# start of DATA ENTRIES

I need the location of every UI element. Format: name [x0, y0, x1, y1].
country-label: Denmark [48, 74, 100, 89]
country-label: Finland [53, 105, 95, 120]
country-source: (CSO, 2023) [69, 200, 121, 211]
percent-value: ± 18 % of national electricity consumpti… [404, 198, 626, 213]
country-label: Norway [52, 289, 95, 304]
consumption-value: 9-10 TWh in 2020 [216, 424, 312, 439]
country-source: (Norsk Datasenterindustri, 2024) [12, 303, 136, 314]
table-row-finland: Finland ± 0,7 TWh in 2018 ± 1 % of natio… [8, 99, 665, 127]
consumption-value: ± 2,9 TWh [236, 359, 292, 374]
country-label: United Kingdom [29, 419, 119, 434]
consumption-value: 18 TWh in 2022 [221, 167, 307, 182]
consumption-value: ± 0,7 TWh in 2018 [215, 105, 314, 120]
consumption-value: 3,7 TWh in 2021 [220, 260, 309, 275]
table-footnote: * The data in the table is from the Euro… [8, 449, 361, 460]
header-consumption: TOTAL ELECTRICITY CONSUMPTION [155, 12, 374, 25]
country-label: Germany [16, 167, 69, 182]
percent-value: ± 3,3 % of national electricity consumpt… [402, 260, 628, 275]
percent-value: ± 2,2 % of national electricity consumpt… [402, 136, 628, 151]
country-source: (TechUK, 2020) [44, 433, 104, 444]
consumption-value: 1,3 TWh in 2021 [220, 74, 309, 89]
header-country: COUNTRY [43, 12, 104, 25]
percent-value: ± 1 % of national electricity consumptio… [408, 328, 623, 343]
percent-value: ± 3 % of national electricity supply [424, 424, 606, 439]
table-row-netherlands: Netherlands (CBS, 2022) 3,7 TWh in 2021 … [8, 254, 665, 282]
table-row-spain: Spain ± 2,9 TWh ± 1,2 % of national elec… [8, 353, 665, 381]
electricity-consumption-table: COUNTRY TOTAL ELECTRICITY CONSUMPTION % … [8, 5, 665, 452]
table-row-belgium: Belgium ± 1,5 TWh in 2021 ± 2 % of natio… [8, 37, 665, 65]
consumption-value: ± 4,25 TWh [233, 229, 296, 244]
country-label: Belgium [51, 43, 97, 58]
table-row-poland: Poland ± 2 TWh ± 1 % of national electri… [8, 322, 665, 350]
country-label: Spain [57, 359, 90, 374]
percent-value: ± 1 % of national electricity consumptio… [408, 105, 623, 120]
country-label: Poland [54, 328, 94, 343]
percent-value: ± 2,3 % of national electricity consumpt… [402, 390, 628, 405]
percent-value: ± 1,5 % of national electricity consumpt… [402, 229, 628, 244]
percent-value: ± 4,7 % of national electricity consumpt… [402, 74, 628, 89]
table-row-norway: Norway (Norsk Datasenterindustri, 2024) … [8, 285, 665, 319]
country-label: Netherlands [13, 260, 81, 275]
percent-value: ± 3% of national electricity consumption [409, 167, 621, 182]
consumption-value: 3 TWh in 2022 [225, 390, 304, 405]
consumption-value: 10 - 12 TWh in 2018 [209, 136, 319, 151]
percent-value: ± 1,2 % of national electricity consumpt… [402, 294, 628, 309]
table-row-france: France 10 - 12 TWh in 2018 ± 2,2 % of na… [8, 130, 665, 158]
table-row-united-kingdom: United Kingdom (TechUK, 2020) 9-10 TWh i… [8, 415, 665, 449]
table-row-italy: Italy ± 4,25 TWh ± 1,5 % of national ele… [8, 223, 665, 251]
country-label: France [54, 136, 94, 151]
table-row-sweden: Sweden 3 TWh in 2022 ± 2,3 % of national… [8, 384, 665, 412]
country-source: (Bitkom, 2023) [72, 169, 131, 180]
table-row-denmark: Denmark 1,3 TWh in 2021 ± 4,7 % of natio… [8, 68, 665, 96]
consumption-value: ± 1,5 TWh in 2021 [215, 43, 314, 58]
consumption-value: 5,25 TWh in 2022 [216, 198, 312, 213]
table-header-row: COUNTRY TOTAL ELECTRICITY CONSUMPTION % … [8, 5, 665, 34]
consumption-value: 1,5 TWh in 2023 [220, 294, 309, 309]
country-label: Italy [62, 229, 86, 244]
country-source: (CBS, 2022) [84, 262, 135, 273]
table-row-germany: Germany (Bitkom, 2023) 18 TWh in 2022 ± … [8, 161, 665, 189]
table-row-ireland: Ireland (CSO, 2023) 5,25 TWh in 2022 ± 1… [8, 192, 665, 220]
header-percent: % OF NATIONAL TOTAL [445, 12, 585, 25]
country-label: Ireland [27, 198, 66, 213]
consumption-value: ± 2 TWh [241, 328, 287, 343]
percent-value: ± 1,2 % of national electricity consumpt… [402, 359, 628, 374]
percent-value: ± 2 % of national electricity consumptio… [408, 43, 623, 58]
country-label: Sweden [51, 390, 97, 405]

# end of DATA ENTRIES

** JOB **
Print the records unchanged from the very first line down to the line containing "country-source: (Norsk Datasenterindustri, 2024)", including that line.

** TASK RESPONSE **
I need the location of every UI element. Format: name [x0, y0, x1, y1].
country-label: Denmark [48, 74, 100, 89]
country-label: Finland [53, 105, 95, 120]
country-source: (CSO, 2023) [69, 200, 121, 211]
percent-value: ± 18 % of national electricity consumpti… [404, 198, 626, 213]
country-label: Norway [52, 289, 95, 304]
consumption-value: 9-10 TWh in 2020 [216, 424, 312, 439]
country-source: (Norsk Datasenterindustri, 2024) [12, 303, 136, 314]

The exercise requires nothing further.